Write out the listing below without alteration, omitting its pictures.

# start of Listed records

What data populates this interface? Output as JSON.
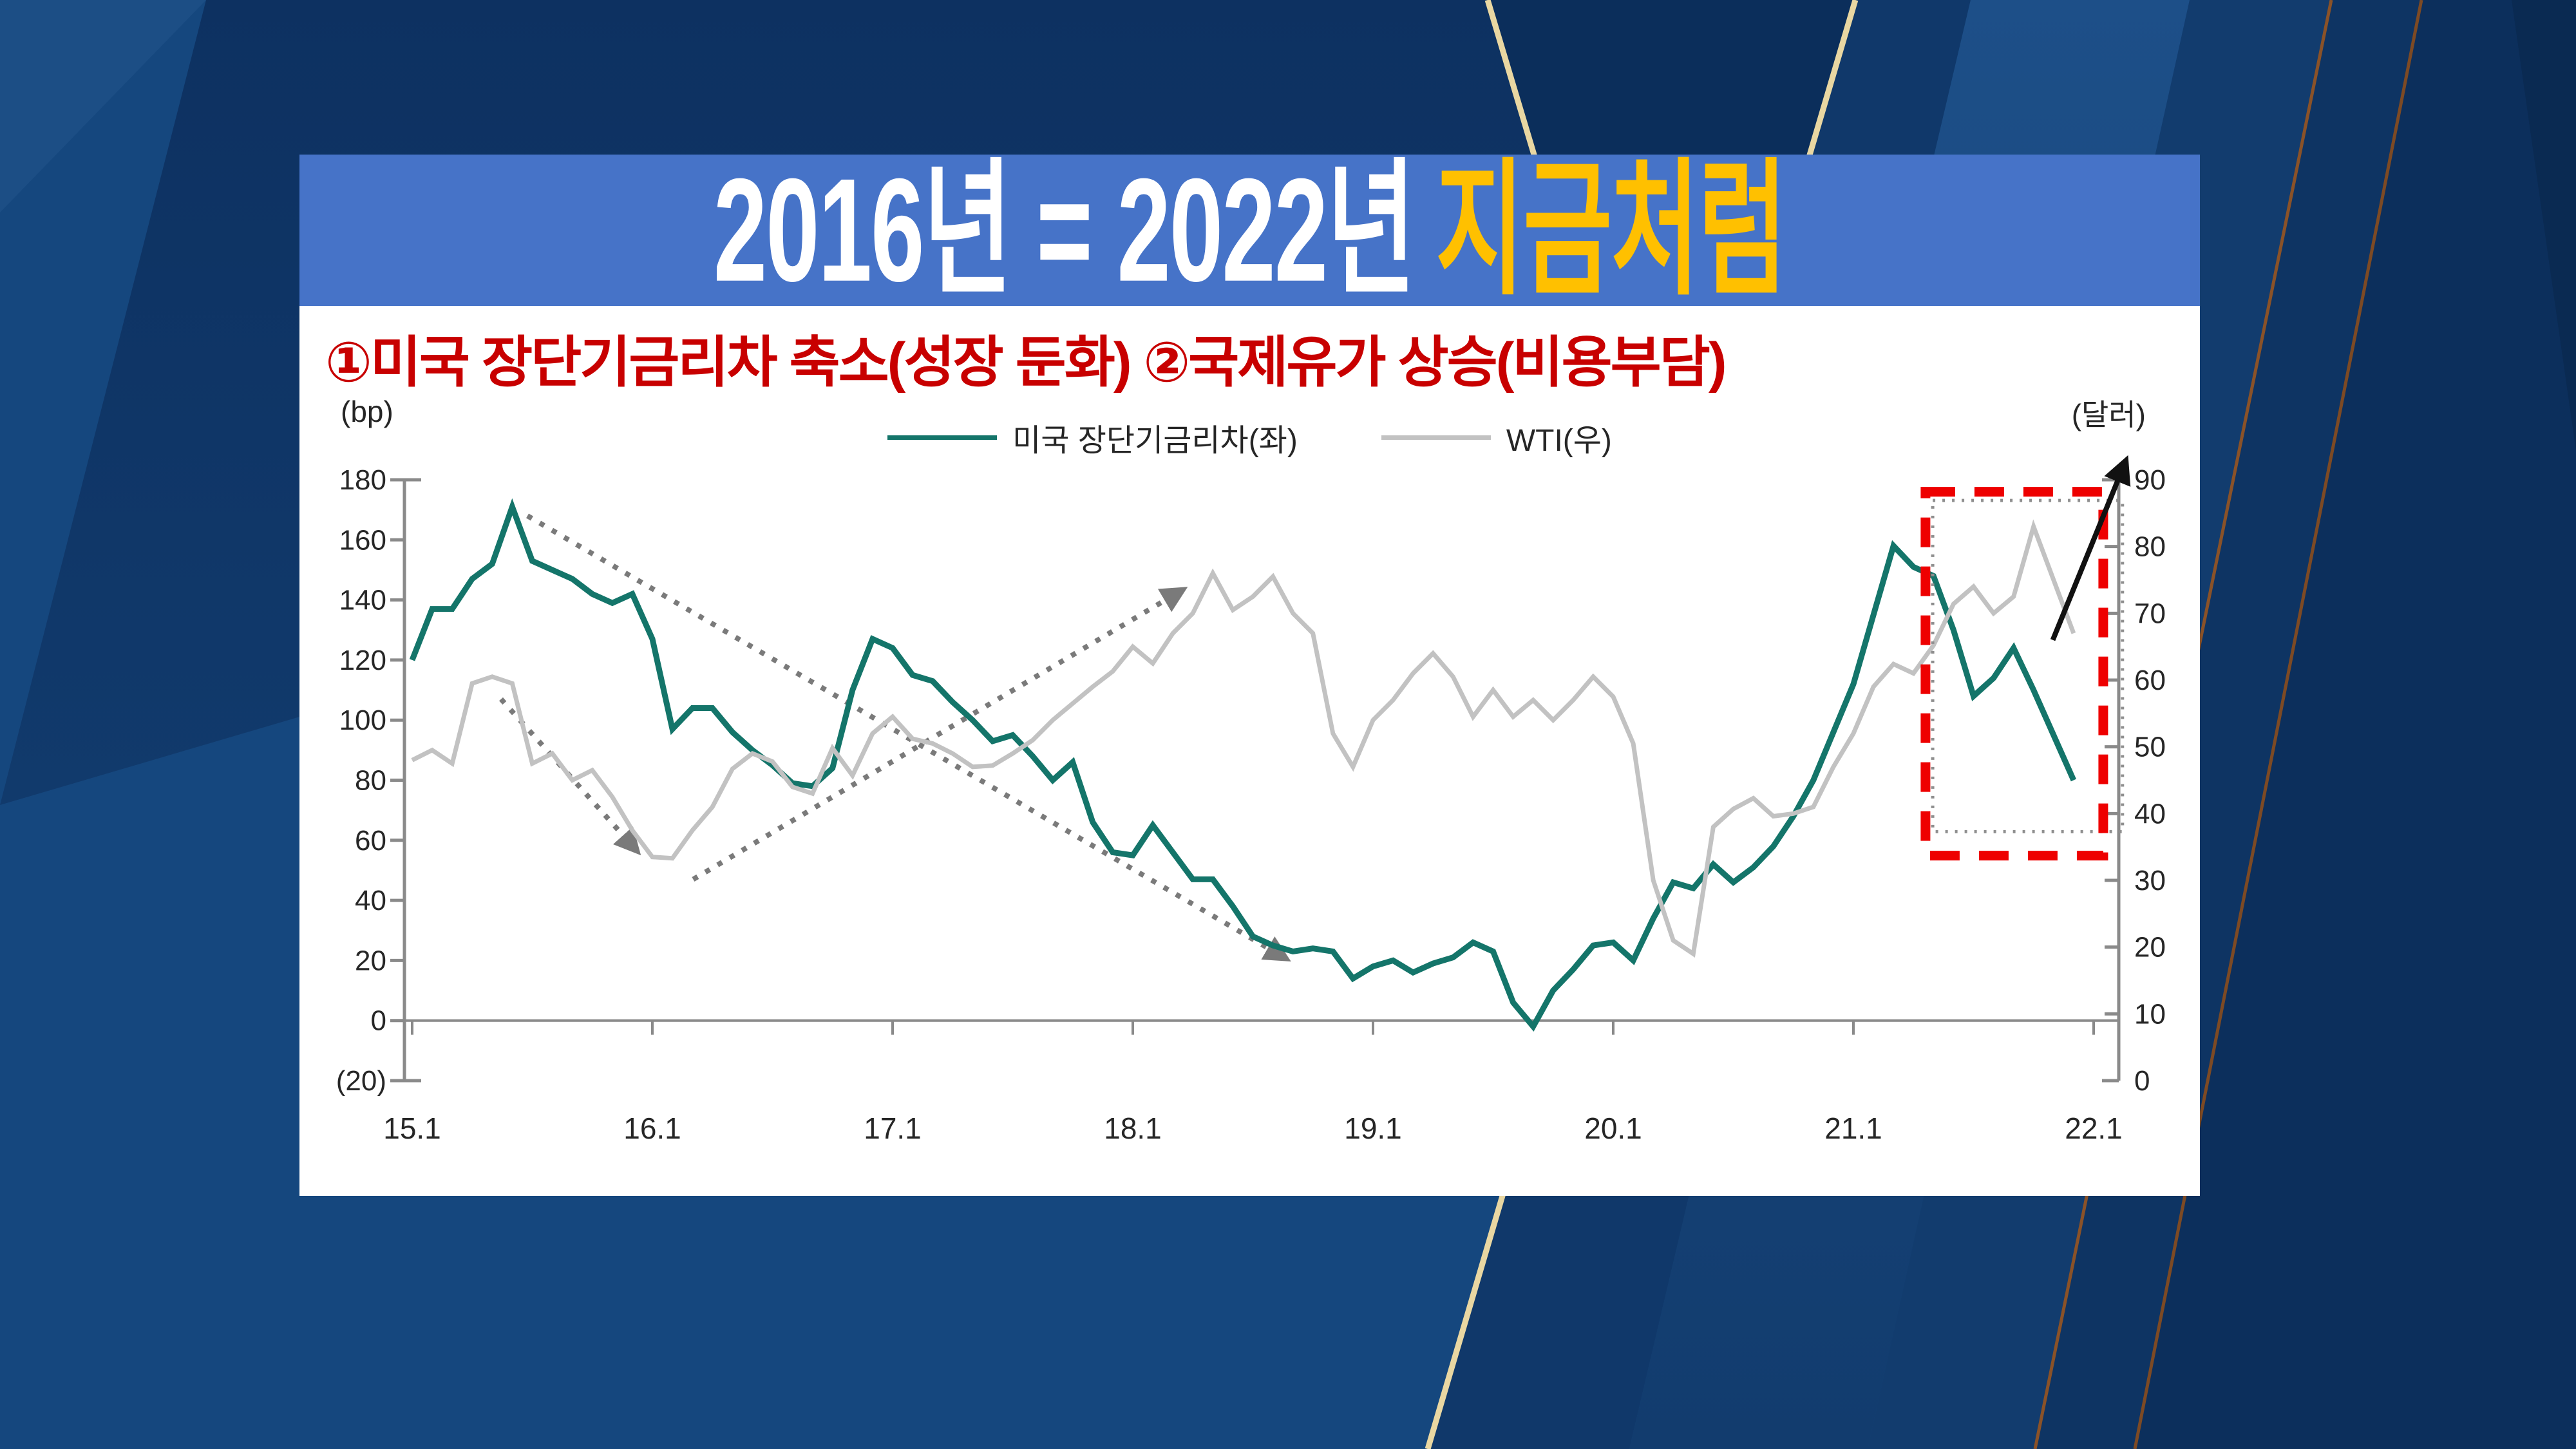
{
  "slide": {
    "title": {
      "main": "2016년 = 2022년",
      "accent": "지금처럼"
    },
    "subtitle": "①미국 장단기금리차 축소(성장 둔화) ②국제유가 상승(비용부담)"
  },
  "theme": {
    "banner_blue": "#4673c8",
    "title_white": "#ffffff",
    "title_yellow": "#ffc000",
    "subtitle_red": "#c80000",
    "card_white": "#ffffff",
    "background_navy": "#15477e",
    "spread_teal": "#14756a",
    "wti_gray": "#c2c2c2",
    "axis_gray": "#8a8a8a",
    "tick_text": "#262626",
    "highlight_red": "#ee0000",
    "dotted_gray": "#7a7a7a",
    "arrow_black": "#111111",
    "gold_line": "#e9d7a2",
    "bronze_line": "#8a5228"
  },
  "chart_data": {
    "type": "line",
    "title": "",
    "left_axis": {
      "label": "(bp)",
      "min": -20,
      "max": 180,
      "tick_step": 20,
      "tick_values": [
        180,
        160,
        140,
        120,
        100,
        80,
        60,
        40,
        20,
        0,
        -20
      ],
      "tick_labels": [
        "180",
        "160",
        "140",
        "120",
        "100",
        "80",
        "60",
        "40",
        "20",
        "0",
        "(20)"
      ]
    },
    "right_axis": {
      "label": "(달러)",
      "min": 0,
      "max": 90,
      "tick_step": 10,
      "tick_values": [
        90,
        80,
        70,
        60,
        50,
        40,
        30,
        20,
        10,
        0
      ],
      "tick_labels": [
        "90",
        "80",
        "70",
        "60",
        "50",
        "40",
        "30",
        "20",
        "10",
        "0"
      ]
    },
    "x_axis": {
      "tick_values": [
        2015,
        2016,
        2017,
        2018,
        2019,
        2020,
        2021,
        2022
      ],
      "tick_labels": [
        "15.1",
        "16.1",
        "17.1",
        "18.1",
        "19.1",
        "20.1",
        "21.1",
        "22.1"
      ]
    },
    "legend": {
      "position": "top-center",
      "entries": [
        "미국 장단기금리차(좌)",
        "WTI(우)"
      ]
    },
    "series": [
      {
        "name": "미국 장단기금리차(좌)",
        "axis": "left",
        "color": "#14756a",
        "width": 9,
        "x_start": 2015.0,
        "x_step": 0.0833333,
        "values": [
          120,
          137,
          137,
          147,
          152,
          171,
          153,
          150,
          147,
          142,
          139,
          142,
          127,
          97,
          104,
          104,
          96,
          90,
          85,
          79,
          78,
          84,
          110,
          127,
          124,
          115,
          113,
          106,
          100,
          93,
          95,
          88,
          80,
          86,
          66,
          56,
          55,
          65,
          56,
          47,
          47,
          38,
          28,
          25,
          23,
          24,
          23,
          14,
          18,
          20,
          16,
          19,
          21,
          26,
          23,
          6,
          -2,
          10,
          17,
          25,
          26,
          20,
          34,
          46,
          44,
          52,
          46,
          51,
          58,
          68,
          80,
          96,
          112,
          135,
          158,
          151,
          148,
          130,
          108,
          114,
          124,
          110,
          95,
          80
        ]
      },
      {
        "name": "WTI(우)",
        "axis": "right",
        "color": "#c2c2c2",
        "width": 7,
        "x_start": 2015.0,
        "x_step": 0.0833333,
        "values": [
          48,
          49.5,
          47.5,
          59.5,
          60.5,
          59.5,
          47.5,
          49,
          45,
          46.5,
          42.5,
          37.5,
          33.5,
          33.3,
          37.5,
          41,
          46.7,
          49,
          47.8,
          44,
          43,
          49.8,
          45.7,
          52,
          54.5,
          51.2,
          50.5,
          49,
          47,
          47.2,
          49,
          51,
          54,
          56.5,
          59,
          61.3,
          65,
          62.5,
          67,
          70,
          76,
          70.5,
          72.5,
          75.5,
          70,
          67,
          52,
          47,
          54,
          57,
          61,
          64,
          60.5,
          54.5,
          58.5,
          54.5,
          57,
          54,
          57,
          60.5,
          57.5,
          50.5,
          30,
          21,
          19,
          38,
          40.7,
          42.3,
          39.6,
          40,
          41,
          47,
          52,
          59,
          62.4,
          61,
          65.2,
          71.4,
          74,
          70,
          72.5,
          83,
          75,
          67
        ]
      }
    ],
    "annotations": {
      "red_dashed_box": {
        "x1": 2021.3,
        "x2": 2022.04,
        "right_y1": 33.7,
        "right_y2": 88.2
      },
      "gray_dotted_box": {
        "x1": 2021.33,
        "x2": 2022.12,
        "right_y1": 37.3,
        "right_y2": 86.9
      },
      "dotted_arrows": [
        {
          "axis": "left",
          "from": [
            2015.48,
            168
          ],
          "to": [
            2018.63,
            21
          ]
        },
        {
          "axis": "left",
          "from": [
            2015.37,
            107
          ],
          "to": [
            2015.93,
            57
          ]
        },
        {
          "axis": "left",
          "from": [
            2016.17,
            47
          ],
          "to": [
            2018.2,
            143
          ]
        }
      ],
      "black_arrow": {
        "axis": "right",
        "from": [
          2021.83,
          66
        ],
        "to": [
          2022.13,
          92.5
        ]
      }
    }
  }
}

# end of Listed records

* Response below
What data populates this interface? Output as JSON.
{
  "slide": {
    "title": {
      "main": "2016년 = 2022년",
      "accent": "지금처럼"
    },
    "subtitle": "①미국 장단기금리차 축소(성장 둔화) ②국제유가 상승(비용부담)"
  },
  "theme": {
    "banner_blue": "#4673c8",
    "title_white": "#ffffff",
    "title_yellow": "#ffc000",
    "subtitle_red": "#c80000",
    "card_white": "#ffffff",
    "background_navy": "#15477e",
    "spread_teal": "#14756a",
    "wti_gray": "#c2c2c2",
    "axis_gray": "#8a8a8a",
    "tick_text": "#262626",
    "highlight_red": "#ee0000",
    "dotted_gray": "#7a7a7a",
    "arrow_black": "#111111",
    "gold_line": "#e9d7a2",
    "bronze_line": "#8a5228"
  },
  "chart_data": {
    "type": "line",
    "title": "",
    "left_axis": {
      "label": "(bp)",
      "min": -20,
      "max": 180,
      "tick_step": 20,
      "tick_values": [
        180,
        160,
        140,
        120,
        100,
        80,
        60,
        40,
        20,
        0,
        -20
      ],
      "tick_labels": [
        "180",
        "160",
        "140",
        "120",
        "100",
        "80",
        "60",
        "40",
        "20",
        "0",
        "(20)"
      ]
    },
    "right_axis": {
      "label": "(달러)",
      "min": 0,
      "max": 90,
      "tick_step": 10,
      "tick_values": [
        90,
        80,
        70,
        60,
        50,
        40,
        30,
        20,
        10,
        0
      ],
      "tick_labels": [
        "90",
        "80",
        "70",
        "60",
        "50",
        "40",
        "30",
        "20",
        "10",
        "0"
      ]
    },
    "x_axis": {
      "tick_values": [
        2015,
        2016,
        2017,
        2018,
        2019,
        2020,
        2021,
        2022
      ],
      "tick_labels": [
        "15.1",
        "16.1",
        "17.1",
        "18.1",
        "19.1",
        "20.1",
        "21.1",
        "22.1"
      ]
    },
    "legend": {
      "position": "top-center",
      "entries": [
        "미국 장단기금리차(좌)",
        "WTI(우)"
      ]
    },
    "series": [
      {
        "name": "미국 장단기금리차(좌)",
        "axis": "left",
        "color": "#14756a",
        "width": 9,
        "x_start": 2015.0,
        "x_step": 0.0833333,
        "values": [
          120,
          137,
          137,
          147,
          152,
          171,
          153,
          150,
          147,
          142,
          139,
          142,
          127,
          97,
          104,
          104,
          96,
          90,
          85,
          79,
          78,
          84,
          110,
          127,
          124,
          115,
          113,
          106,
          100,
          93,
          95,
          88,
          80,
          86,
          66,
          56,
          55,
          65,
          56,
          47,
          47,
          38,
          28,
          25,
          23,
          24,
          23,
          14,
          18,
          20,
          16,
          19,
          21,
          26,
          23,
          6,
          -2,
          10,
          17,
          25,
          26,
          20,
          34,
          46,
          44,
          52,
          46,
          51,
          58,
          68,
          80,
          96,
          112,
          135,
          158,
          151,
          148,
          130,
          108,
          114,
          124,
          110,
          95,
          80
        ]
      },
      {
        "name": "WTI(우)",
        "axis": "right",
        "color": "#c2c2c2",
        "width": 7,
        "x_start": 2015.0,
        "x_step": 0.0833333,
        "values": [
          48,
          49.5,
          47.5,
          59.5,
          60.5,
          59.5,
          47.5,
          49,
          45,
          46.5,
          42.5,
          37.5,
          33.5,
          33.3,
          37.5,
          41,
          46.7,
          49,
          47.8,
          44,
          43,
          49.8,
          45.7,
          52,
          54.5,
          51.2,
          50.5,
          49,
          47,
          47.2,
          49,
          51,
          54,
          56.5,
          59,
          61.3,
          65,
          62.5,
          67,
          70,
          76,
          70.5,
          72.5,
          75.5,
          70,
          67,
          52,
          47,
          54,
          57,
          61,
          64,
          60.5,
          54.5,
          58.5,
          54.5,
          57,
          54,
          57,
          60.5,
          57.5,
          50.5,
          30,
          21,
          19,
          38,
          40.7,
          42.3,
          39.6,
          40,
          41,
          47,
          52,
          59,
          62.4,
          61,
          65.2,
          71.4,
          74,
          70,
          72.5,
          83,
          75,
          67
        ]
      }
    ],
    "annotations": {
      "red_dashed_box": {
        "x1": 2021.3,
        "x2": 2022.04,
        "right_y1": 33.7,
        "right_y2": 88.2
      },
      "gray_dotted_box": {
        "x1": 2021.33,
        "x2": 2022.12,
        "right_y1": 37.3,
        "right_y2": 86.9
      },
      "dotted_arrows": [
        {
          "axis": "left",
          "from": [
            2015.48,
            168
          ],
          "to": [
            2018.63,
            21
          ]
        },
        {
          "axis": "left",
          "from": [
            2015.37,
            107
          ],
          "to": [
            2015.93,
            57
          ]
        },
        {
          "axis": "left",
          "from": [
            2016.17,
            47
          ],
          "to": [
            2018.2,
            143
          ]
        }
      ],
      "black_arrow": {
        "axis": "right",
        "from": [
          2021.83,
          66
        ],
        "to": [
          2022.13,
          92.5
        ]
      }
    }
  }
}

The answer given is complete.